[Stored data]
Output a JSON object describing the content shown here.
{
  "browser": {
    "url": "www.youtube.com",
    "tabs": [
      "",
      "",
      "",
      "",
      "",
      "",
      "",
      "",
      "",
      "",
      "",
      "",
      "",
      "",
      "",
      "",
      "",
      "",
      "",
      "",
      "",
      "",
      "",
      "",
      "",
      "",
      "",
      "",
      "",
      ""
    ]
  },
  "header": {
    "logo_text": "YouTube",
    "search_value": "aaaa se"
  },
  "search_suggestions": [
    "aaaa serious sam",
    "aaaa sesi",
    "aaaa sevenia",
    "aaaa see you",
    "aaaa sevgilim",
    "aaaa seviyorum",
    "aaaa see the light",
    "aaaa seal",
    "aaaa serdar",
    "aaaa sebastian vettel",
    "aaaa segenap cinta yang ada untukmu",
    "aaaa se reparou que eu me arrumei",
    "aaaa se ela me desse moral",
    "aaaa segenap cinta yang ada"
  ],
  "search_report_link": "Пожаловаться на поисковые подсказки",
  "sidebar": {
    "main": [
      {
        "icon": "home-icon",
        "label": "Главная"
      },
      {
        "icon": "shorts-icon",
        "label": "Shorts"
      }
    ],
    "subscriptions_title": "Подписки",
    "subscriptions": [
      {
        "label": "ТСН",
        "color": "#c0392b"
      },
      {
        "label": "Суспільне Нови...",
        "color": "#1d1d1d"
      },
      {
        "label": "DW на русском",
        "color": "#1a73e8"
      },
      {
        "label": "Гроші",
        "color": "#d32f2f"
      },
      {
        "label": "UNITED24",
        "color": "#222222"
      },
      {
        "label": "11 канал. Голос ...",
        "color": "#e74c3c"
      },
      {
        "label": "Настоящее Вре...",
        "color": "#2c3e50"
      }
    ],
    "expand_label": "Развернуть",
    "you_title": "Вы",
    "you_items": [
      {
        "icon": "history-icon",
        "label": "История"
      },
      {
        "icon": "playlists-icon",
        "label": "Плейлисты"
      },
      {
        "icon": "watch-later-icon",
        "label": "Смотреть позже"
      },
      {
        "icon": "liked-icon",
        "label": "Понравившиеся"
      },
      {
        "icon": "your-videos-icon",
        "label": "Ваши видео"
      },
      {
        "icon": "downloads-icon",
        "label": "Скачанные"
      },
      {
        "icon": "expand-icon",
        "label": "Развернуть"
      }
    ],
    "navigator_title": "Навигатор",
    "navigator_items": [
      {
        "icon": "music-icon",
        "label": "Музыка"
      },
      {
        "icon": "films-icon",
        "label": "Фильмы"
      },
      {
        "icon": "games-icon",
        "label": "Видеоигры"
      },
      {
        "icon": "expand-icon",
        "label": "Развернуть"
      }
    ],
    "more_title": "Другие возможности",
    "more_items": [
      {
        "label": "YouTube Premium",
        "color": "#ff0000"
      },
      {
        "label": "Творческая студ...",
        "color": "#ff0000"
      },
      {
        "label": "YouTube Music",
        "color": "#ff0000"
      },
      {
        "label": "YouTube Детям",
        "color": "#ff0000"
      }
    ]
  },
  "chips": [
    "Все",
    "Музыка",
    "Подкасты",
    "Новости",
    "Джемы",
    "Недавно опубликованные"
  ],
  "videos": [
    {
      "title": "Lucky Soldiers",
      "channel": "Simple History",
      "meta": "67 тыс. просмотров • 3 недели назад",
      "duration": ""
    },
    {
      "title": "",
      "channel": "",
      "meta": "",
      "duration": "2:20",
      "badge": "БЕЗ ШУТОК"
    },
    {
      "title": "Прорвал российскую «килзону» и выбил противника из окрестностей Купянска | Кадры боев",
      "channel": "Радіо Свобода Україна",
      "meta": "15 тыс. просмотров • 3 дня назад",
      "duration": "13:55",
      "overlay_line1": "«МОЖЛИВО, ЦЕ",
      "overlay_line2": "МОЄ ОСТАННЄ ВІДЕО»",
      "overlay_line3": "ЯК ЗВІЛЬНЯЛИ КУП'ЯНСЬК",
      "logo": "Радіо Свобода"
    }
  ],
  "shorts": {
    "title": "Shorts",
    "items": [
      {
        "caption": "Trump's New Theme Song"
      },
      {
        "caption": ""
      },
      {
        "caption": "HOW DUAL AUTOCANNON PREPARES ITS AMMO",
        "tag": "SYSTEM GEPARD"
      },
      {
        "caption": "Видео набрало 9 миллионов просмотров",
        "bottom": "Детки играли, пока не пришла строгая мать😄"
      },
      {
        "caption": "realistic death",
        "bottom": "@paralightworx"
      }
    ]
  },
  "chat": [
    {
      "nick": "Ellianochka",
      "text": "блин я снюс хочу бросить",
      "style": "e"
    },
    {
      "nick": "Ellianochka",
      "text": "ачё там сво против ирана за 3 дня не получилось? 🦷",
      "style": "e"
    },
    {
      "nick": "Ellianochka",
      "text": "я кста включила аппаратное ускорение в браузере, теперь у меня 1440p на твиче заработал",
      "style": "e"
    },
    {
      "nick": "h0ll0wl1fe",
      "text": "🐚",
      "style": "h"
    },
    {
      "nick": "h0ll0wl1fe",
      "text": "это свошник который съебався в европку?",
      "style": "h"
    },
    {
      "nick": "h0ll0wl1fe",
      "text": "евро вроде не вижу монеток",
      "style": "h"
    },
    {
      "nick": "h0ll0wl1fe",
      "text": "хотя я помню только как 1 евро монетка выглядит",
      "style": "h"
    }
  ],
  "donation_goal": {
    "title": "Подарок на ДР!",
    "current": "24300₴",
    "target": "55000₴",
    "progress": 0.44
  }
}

• _EXERCISE AIM_
Take the lines above and retype all of them exactly.

• _TASK RESPONSE_
Output a JSON object describing the content shown here.
{
  "browser": {
    "url": "www.youtube.com",
    "tabs": [
      "",
      "",
      "",
      "",
      "",
      "",
      "",
      "",
      "",
      "",
      "",
      "",
      "",
      "",
      "",
      "",
      "",
      "",
      "",
      "",
      "",
      "",
      "",
      "",
      "",
      "",
      "",
      "",
      "",
      ""
    ]
  },
  "header": {
    "logo_text": "YouTube",
    "search_value": "aaaa se"
  },
  "search_suggestions": [
    "aaaa serious sam",
    "aaaa sesi",
    "aaaa sevenia",
    "aaaa see you",
    "aaaa sevgilim",
    "aaaa seviyorum",
    "aaaa see the light",
    "aaaa seal",
    "aaaa serdar",
    "aaaa sebastian vettel",
    "aaaa segenap cinta yang ada untukmu",
    "aaaa se reparou que eu me arrumei",
    "aaaa se ela me desse moral",
    "aaaa segenap cinta yang ada"
  ],
  "search_report_link": "Пожаловаться на поисковые подсказки",
  "sidebar": {
    "main": [
      {
        "icon": "home-icon",
        "label": "Главная"
      },
      {
        "icon": "shorts-icon",
        "label": "Shorts"
      }
    ],
    "subscriptions_title": "Подписки",
    "subscriptions": [
      {
        "label": "ТСН",
        "color": "#c0392b"
      },
      {
        "label": "Суспільне Нови...",
        "color": "#1d1d1d"
      },
      {
        "label": "DW на русском",
        "color": "#1a73e8"
      },
      {
        "label": "Гроші",
        "color": "#d32f2f"
      },
      {
        "label": "UNITED24",
        "color": "#222222"
      },
      {
        "label": "11 канал. Голос ...",
        "color": "#e74c3c"
      },
      {
        "label": "Настоящее Вре...",
        "color": "#2c3e50"
      }
    ],
    "expand_label": "Развернуть",
    "you_title": "Вы",
    "you_items": [
      {
        "icon": "history-icon",
        "label": "История"
      },
      {
        "icon": "playlists-icon",
        "label": "Плейлисты"
      },
      {
        "icon": "watch-later-icon",
        "label": "Смотреть позже"
      },
      {
        "icon": "liked-icon",
        "label": "Понравившиеся"
      },
      {
        "icon": "your-videos-icon",
        "label": "Ваши видео"
      },
      {
        "icon": "downloads-icon",
        "label": "Скачанные"
      },
      {
        "icon": "expand-icon",
        "label": "Развернуть"
      }
    ],
    "navigator_title": "Навигатор",
    "navigator_items": [
      {
        "icon": "music-icon",
        "label": "Музыка"
      },
      {
        "icon": "films-icon",
        "label": "Фильмы"
      },
      {
        "icon": "games-icon",
        "label": "Видеоигры"
      },
      {
        "icon": "expand-icon",
        "label": "Развернуть"
      }
    ],
    "more_title": "Другие возможности",
    "more_items": [
      {
        "label": "YouTube Premium",
        "color": "#ff0000"
      },
      {
        "label": "Творческая студ...",
        "color": "#ff0000"
      },
      {
        "label": "YouTube Music",
        "color": "#ff0000"
      },
      {
        "label": "YouTube Детям",
        "color": "#ff0000"
      }
    ]
  },
  "chips": [
    "Все",
    "Музыка",
    "Подкасты",
    "Новости",
    "Джемы",
    "Недавно опубликованные"
  ],
  "videos": [
    {
      "title": "Lucky Soldiers",
      "channel": "Simple History",
      "meta": "67 тыс. просмотров • 3 недели назад",
      "duration": ""
    },
    {
      "title": "",
      "channel": "",
      "meta": "",
      "duration": "2:20",
      "badge": "БЕЗ ШУТОК"
    },
    {
      "title": "Прорвал российскую «килзону» и выбил противника из окрестностей Купянска | Кадры боев",
      "channel": "Радіо Свобода Україна",
      "meta": "15 тыс. просмотров • 3 дня назад",
      "duration": "13:55",
      "overlay_line1": "«МОЖЛИВО, ЦЕ",
      "overlay_line2": "МОЄ ОСТАННЄ ВІДЕО»",
      "overlay_line3": "ЯК ЗВІЛЬНЯЛИ КУП'ЯНСЬК",
      "logo": "Радіо Свобода"
    }
  ],
  "shorts": {
    "title": "Shorts",
    "items": [
      {
        "caption": "Trump's New Theme Song"
      },
      {
        "caption": ""
      },
      {
        "caption": "HOW DUAL AUTOCANNON PREPARES ITS AMMO",
        "tag": "SYSTEM GEPARD"
      },
      {
        "caption": "Видео набрало 9 миллионов просмотров",
        "bottom": "Детки играли, пока не пришла строгая мать😄"
      },
      {
        "caption": "realistic death",
        "bottom": "@paralightworx"
      }
    ]
  },
  "chat": [
    {
      "nick": "Ellianochka",
      "text": "блин я снюс хочу бросить",
      "style": "e"
    },
    {
      "nick": "Ellianochka",
      "text": "ачё там сво против ирана за 3 дня не получилось? 🦷",
      "style": "e"
    },
    {
      "nick": "Ellianochka",
      "text": "я кста включила аппаратное ускорение в браузере, теперь у меня 1440p на твиче заработал",
      "style": "e"
    },
    {
      "nick": "h0ll0wl1fe",
      "text": "🐚",
      "style": "h"
    },
    {
      "nick": "h0ll0wl1fe",
      "text": "это свошник который съебався в европку?",
      "style": "h"
    },
    {
      "nick": "h0ll0wl1fe",
      "text": "евро вроде не вижу монеток",
      "style": "h"
    },
    {
      "nick": "h0ll0wl1fe",
      "text": "хотя я помню только как 1 евро монетка выглядит",
      "style": "h"
    }
  ],
  "donation_goal": {
    "title": "Подарок на ДР!",
    "current": "24300₴",
    "target": "55000₴",
    "progress": 0.44
  }
}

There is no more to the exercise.